Extract the data exactly, missing nothing.

Input for this task>
+---+
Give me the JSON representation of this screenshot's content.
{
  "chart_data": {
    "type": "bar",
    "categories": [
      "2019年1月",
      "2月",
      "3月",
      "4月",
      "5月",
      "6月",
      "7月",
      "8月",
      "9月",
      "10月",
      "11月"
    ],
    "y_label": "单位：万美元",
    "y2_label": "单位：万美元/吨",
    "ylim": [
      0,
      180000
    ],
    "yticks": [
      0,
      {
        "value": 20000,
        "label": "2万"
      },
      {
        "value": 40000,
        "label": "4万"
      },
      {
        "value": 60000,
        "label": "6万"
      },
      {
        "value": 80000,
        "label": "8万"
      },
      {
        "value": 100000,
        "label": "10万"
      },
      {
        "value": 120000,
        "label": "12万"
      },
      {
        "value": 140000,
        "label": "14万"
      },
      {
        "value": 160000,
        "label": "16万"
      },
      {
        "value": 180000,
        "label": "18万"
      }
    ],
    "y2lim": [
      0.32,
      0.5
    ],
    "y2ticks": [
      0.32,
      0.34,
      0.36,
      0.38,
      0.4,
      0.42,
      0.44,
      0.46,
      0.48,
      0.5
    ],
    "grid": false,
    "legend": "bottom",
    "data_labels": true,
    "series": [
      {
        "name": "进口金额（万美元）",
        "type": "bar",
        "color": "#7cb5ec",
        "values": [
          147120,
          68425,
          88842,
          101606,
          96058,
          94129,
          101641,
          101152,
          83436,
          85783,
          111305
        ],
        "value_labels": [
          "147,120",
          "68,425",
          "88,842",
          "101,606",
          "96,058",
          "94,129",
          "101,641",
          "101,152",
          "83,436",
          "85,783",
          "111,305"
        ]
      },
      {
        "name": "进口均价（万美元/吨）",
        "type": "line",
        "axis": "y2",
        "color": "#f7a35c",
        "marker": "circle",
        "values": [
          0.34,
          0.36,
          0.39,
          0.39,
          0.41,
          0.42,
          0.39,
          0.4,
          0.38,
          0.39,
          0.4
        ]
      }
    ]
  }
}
+---+
Response>
Give me the JSON representation of this screenshot's content.
{
  "chart_data": {
    "type": "bar",
    "categories": [
      "2019年1月",
      "2月",
      "3月",
      "4月",
      "5月",
      "6月",
      "7月",
      "8月",
      "9月",
      "10月",
      "11月"
    ],
    "y_label": "单位：万美元",
    "y2_label": "单位：万美元/吨",
    "ylim": [
      0,
      180000
    ],
    "yticks": [
      0,
      {
        "value": 20000,
        "label": "2万"
      },
      {
        "value": 40000,
        "label": "4万"
      },
      {
        "value": 60000,
        "label": "6万"
      },
      {
        "value": 80000,
        "label": "8万"
      },
      {
        "value": 100000,
        "label": "10万"
      },
      {
        "value": 120000,
        "label": "12万"
      },
      {
        "value": 140000,
        "label": "14万"
      },
      {
        "value": 160000,
        "label": "16万"
      },
      {
        "value": 180000,
        "label": "18万"
      }
    ],
    "y2lim": [
      0.32,
      0.5
    ],
    "y2ticks": [
      0.32,
      0.34,
      0.36,
      0.38,
      0.4,
      0.42,
      0.44,
      0.46,
      0.48,
      0.5
    ],
    "grid": false,
    "legend": "bottom",
    "data_labels": true,
    "series": [
      {
        "name": "进口金额（万美元）",
        "type": "bar",
        "color": "#7cb5ec",
        "values": [
          147120,
          68425,
          88842,
          101606,
          96058,
          94129,
          101641,
          101152,
          83436,
          85783,
          111305
        ],
        "value_labels": [
          "147,120",
          "68,425",
          "88,842",
          "101,606",
          "96,058",
          "94,129",
          "101,641",
          "101,152",
          "83,436",
          "85,783",
          "111,305"
        ]
      },
      {
        "name": "进口均价（万美元/吨）",
        "type": "line",
        "axis": "y2",
        "color": "#f7a35c",
        "marker": "circle",
        "values": [
          0.34,
          0.36,
          0.39,
          0.39,
          0.41,
          0.42,
          0.39,
          0.4,
          0.38,
          0.39,
          0.4
        ]
      }
    ]
  }
}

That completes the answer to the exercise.